Given data.

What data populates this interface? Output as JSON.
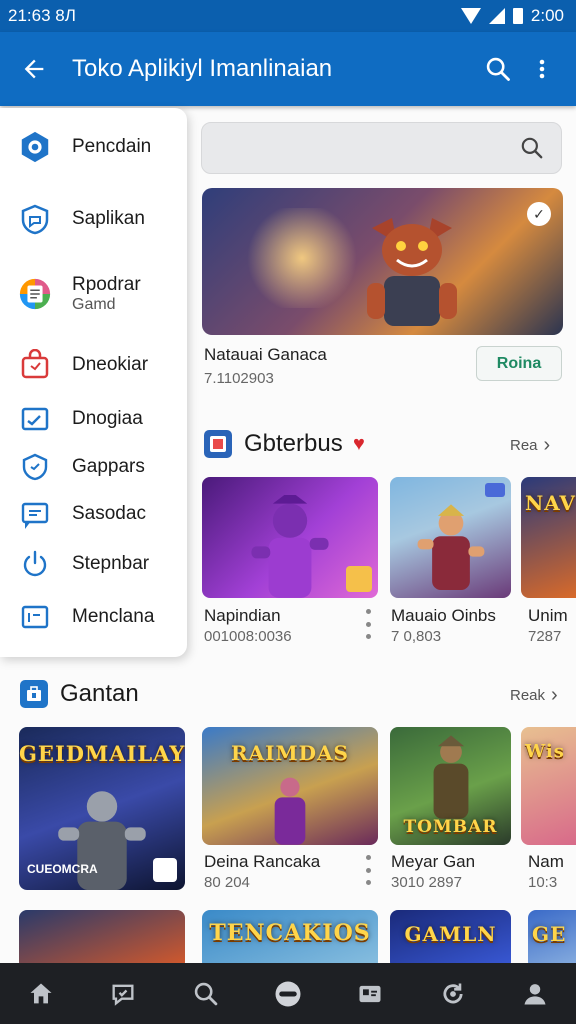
{
  "status_bar": {
    "time_left": "21:63 8Л",
    "time_right": "2:00"
  },
  "app_bar": {
    "title": "Toko Aplikiyl Imanlinaian"
  },
  "drawer": {
    "items": [
      {
        "label": "Pencdain",
        "sub": "",
        "icon": "hexagon-icon",
        "color": "#1f74c8"
      },
      {
        "label": "Saplikan",
        "sub": "",
        "icon": "shield-chat-icon",
        "color": "#1f74c8"
      },
      {
        "label": "Rpodrar",
        "sub": "Gamd",
        "icon": "colorful-doc-icon",
        "color": "#e05a8a"
      },
      {
        "label": "Dneokiar",
        "sub": "",
        "icon": "bag-icon",
        "color": "#d93a3a"
      },
      {
        "label": "Dnogiaa",
        "sub": "",
        "icon": "wave-box-icon",
        "color": "#1f74c8"
      },
      {
        "label": "Gappars",
        "sub": "",
        "icon": "shield-outline-icon",
        "color": "#1f74c8"
      },
      {
        "label": "Sasodac",
        "sub": "",
        "icon": "message-box-icon",
        "color": "#1f74c8"
      },
      {
        "label": "Stepnbar",
        "sub": "",
        "icon": "power-icon",
        "color": "#1f74c8"
      },
      {
        "label": "Menclana",
        "sub": "",
        "icon": "tag-box-icon",
        "color": "#1f74c8"
      }
    ]
  },
  "search": {
    "placeholder": ""
  },
  "hero": {
    "title": "Natauai Ganaca",
    "subtitle": "7.1102903",
    "button": "Roina"
  },
  "section1": {
    "title": "Gbterbus",
    "more": "Rea",
    "cards": [
      {
        "title": "Napindian",
        "sub": "001008:0036",
        "logo": ""
      },
      {
        "title": "Mauaio Oinbs",
        "sub": "7 0,803",
        "logo": ""
      },
      {
        "title": "Unim",
        "sub": "7287",
        "logo": "NAV"
      }
    ]
  },
  "section2": {
    "title": "Gantan",
    "more": "Reak",
    "cards": [
      {
        "title": "",
        "sub": "",
        "logo": "GEIDMAILAY",
        "caption": "CUEOMCRA"
      },
      {
        "title": "Deina Rancaka",
        "sub": "80 204",
        "logo": "RAIMDAS"
      },
      {
        "title": "Meyar Gan",
        "sub": "3010 2897",
        "logo": "TOMBAR"
      },
      {
        "title": "Nam",
        "sub": "10:3",
        "logo": "Wis"
      }
    ]
  },
  "section3": {
    "cards": [
      {
        "logo": ""
      },
      {
        "logo": "TENCAKIOS"
      },
      {
        "logo": "GAMLN"
      },
      {
        "logo": "GE"
      }
    ]
  },
  "colors": {
    "primary": "#0f6cc2",
    "status": "#0b5fae",
    "nav": "#1e2024"
  }
}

What is asked. Look through the data and gather every line with the string "icon" in it.

Task response.
        "icon": "hexagon-icon",
        "icon": "shield-chat-icon",
        "icon": "colorful-doc-icon",
        "icon": "bag-icon",
        "icon": "wave-box-icon",
        "icon": "shield-outline-icon",
        "icon": "message-box-icon",
        "icon": "power-icon",
        "icon": "tag-box-icon",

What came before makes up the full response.